-------- Record excerpts

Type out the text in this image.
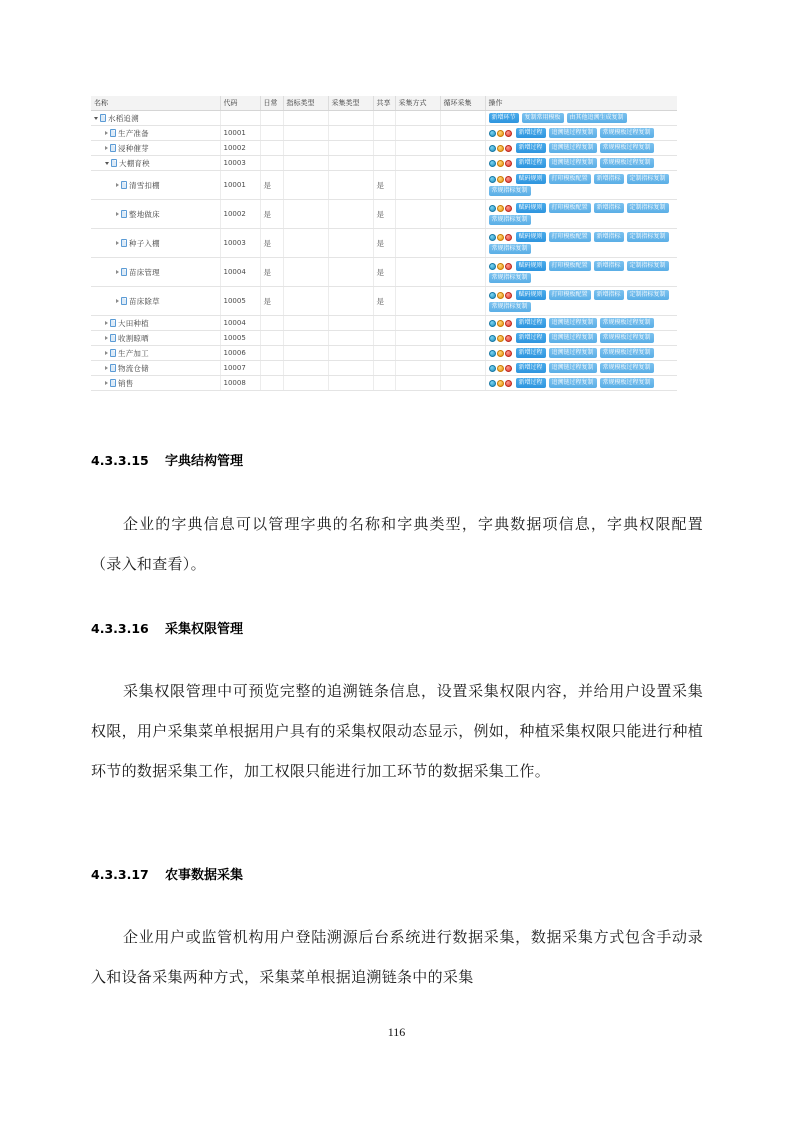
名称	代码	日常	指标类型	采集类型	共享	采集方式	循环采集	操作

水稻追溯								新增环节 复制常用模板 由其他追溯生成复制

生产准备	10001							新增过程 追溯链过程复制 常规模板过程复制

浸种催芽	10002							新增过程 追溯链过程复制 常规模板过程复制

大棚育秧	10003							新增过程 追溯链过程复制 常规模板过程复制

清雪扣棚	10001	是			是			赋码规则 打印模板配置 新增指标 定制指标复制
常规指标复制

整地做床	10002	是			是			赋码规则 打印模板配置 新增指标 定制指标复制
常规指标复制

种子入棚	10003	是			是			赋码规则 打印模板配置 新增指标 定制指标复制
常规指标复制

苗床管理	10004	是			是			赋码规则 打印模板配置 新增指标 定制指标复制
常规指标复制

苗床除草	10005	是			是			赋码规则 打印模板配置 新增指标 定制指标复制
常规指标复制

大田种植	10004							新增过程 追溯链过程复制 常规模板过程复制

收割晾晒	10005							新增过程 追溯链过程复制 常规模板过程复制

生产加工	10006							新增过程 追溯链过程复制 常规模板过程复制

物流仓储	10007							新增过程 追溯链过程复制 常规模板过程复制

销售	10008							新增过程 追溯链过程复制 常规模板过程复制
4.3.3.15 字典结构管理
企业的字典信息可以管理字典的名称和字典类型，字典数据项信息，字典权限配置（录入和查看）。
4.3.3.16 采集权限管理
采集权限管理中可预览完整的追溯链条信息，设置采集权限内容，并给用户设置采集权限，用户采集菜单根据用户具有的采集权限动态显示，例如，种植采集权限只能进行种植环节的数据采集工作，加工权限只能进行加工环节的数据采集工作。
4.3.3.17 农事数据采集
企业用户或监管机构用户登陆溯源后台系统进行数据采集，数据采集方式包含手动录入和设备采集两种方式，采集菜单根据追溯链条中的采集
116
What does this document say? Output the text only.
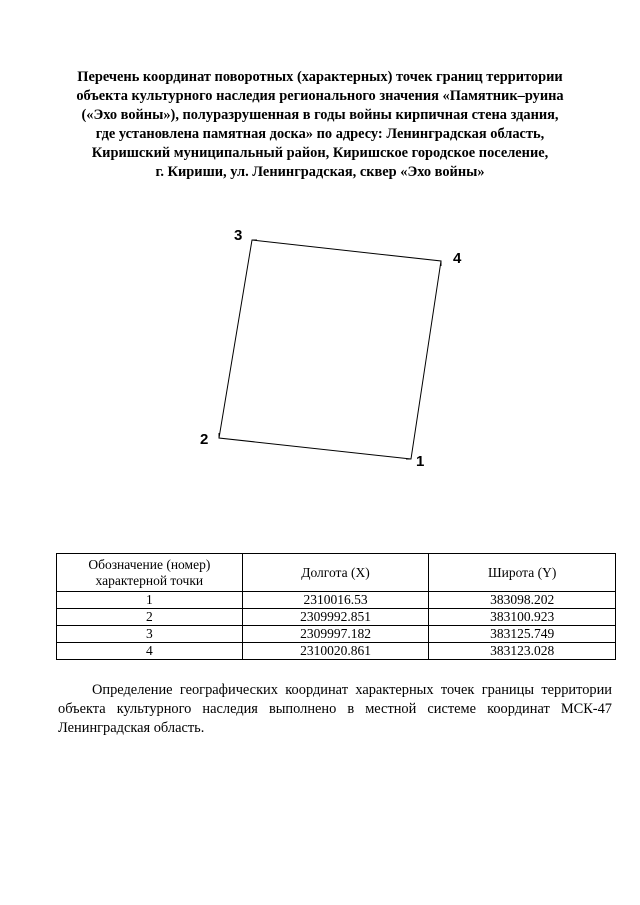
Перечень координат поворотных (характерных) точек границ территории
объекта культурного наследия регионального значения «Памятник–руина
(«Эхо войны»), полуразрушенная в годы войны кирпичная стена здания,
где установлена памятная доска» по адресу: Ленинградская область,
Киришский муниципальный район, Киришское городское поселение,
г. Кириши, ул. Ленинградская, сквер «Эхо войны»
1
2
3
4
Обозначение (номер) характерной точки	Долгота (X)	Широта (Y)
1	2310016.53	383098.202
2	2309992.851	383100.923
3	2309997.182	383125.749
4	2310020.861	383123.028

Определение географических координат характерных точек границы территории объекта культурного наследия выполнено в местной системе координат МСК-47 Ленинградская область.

----------------

### Given exercise
Beginning with the line that contains "What does this" in the data above, please copy each line exactly until the last line, both ends included, skipping any pictures.

### Answer to this problem
What does this document say? Output the text only.
Перечень координат поворотных (характерных) точек границ территории
объекта культурного наследия регионального значения «Памятник–руина
(«Эхо войны»), полуразрушенная в годы войны кирпичная стена здания,
где установлена памятная доска» по адресу: Ленинградская область,
Киришский муниципальный район, Киришское городское поселение,
г. Кириши, ул. Ленинградская, сквер «Эхо войны»
1
2
3
4
Обозначение (номер) характерной точки	Долгота (X)	Широта (Y)
1	2310016.53	383098.202
2	2309992.851	383100.923
3	2309997.182	383125.749
4	2310020.861	383123.028

Определение географических координат характерных точек границы территории объекта культурного наследия выполнено в местной системе координат МСК-47 Ленинградская область.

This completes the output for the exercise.